## start EXTRACTED ENTRIES

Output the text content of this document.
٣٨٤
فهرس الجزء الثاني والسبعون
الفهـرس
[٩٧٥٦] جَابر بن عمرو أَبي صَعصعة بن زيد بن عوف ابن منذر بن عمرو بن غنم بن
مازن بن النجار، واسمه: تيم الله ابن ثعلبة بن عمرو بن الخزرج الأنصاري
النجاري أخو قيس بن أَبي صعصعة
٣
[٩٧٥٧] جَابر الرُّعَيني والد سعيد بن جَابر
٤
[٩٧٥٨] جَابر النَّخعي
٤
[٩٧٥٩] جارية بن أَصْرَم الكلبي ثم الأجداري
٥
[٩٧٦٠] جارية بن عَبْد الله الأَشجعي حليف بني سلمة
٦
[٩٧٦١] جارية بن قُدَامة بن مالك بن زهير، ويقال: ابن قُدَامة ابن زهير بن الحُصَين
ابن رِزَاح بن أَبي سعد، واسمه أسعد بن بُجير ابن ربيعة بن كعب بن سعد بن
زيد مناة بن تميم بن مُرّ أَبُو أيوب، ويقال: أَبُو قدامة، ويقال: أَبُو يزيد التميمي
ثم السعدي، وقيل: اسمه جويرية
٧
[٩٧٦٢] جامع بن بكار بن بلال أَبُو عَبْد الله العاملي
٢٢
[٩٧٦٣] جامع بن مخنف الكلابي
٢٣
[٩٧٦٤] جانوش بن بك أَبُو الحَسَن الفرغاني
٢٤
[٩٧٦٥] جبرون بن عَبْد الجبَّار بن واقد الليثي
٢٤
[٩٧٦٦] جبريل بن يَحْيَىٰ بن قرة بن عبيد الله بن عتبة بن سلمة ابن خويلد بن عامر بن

## end EXTRACTED ENTRIES

WHAT THIS TASK INVOLVES:
Repeat the records above in full, character for character.

PROBLEM SOLUTION:
Output the text content of this document.
٣٨٤
فهرس الجزء الثاني والسبعون
الفهـرس
[٩٧٥٦] جَابر بن عمرو أَبي صَعصعة بن زيد بن عوف ابن منذر بن عمرو بن غنم بن
مازن بن النجار، واسمه: تيم الله ابن ثعلبة بن عمرو بن الخزرج الأنصاري
النجاري أخو قيس بن أَبي صعصعة
٣
[٩٧٥٧] جَابر الرُّعَيني والد سعيد بن جَابر
٤
[٩٧٥٨] جَابر النَّخعي
٤
[٩٧٥٩] جارية بن أَصْرَم الكلبي ثم الأجداري
٥
[٩٧٦٠] جارية بن عَبْد الله الأَشجعي حليف بني سلمة
٦
[٩٧٦١] جارية بن قُدَامة بن مالك بن زهير، ويقال: ابن قُدَامة ابن زهير بن الحُصَين
ابن رِزَاح بن أَبي سعد، واسمه أسعد بن بُجير ابن ربيعة بن كعب بن سعد بن
زيد مناة بن تميم بن مُرّ أَبُو أيوب، ويقال: أَبُو قدامة، ويقال: أَبُو يزيد التميمي
ثم السعدي، وقيل: اسمه جويرية
٧
[٩٧٦٢] جامع بن بكار بن بلال أَبُو عَبْد الله العاملي
٢٢
[٩٧٦٣] جامع بن مخنف الكلابي
٢٣
[٩٧٦٤] جانوش بن بك أَبُو الحَسَن الفرغاني
٢٤
[٩٧٦٥] جبرون بن عَبْد الجبَّار بن واقد الليثي
٢٤
[٩٧٦٦] جبريل بن يَحْيَىٰ بن قرة بن عبيد الله بن عتبة بن سلمة ابن خويلد بن عامر بن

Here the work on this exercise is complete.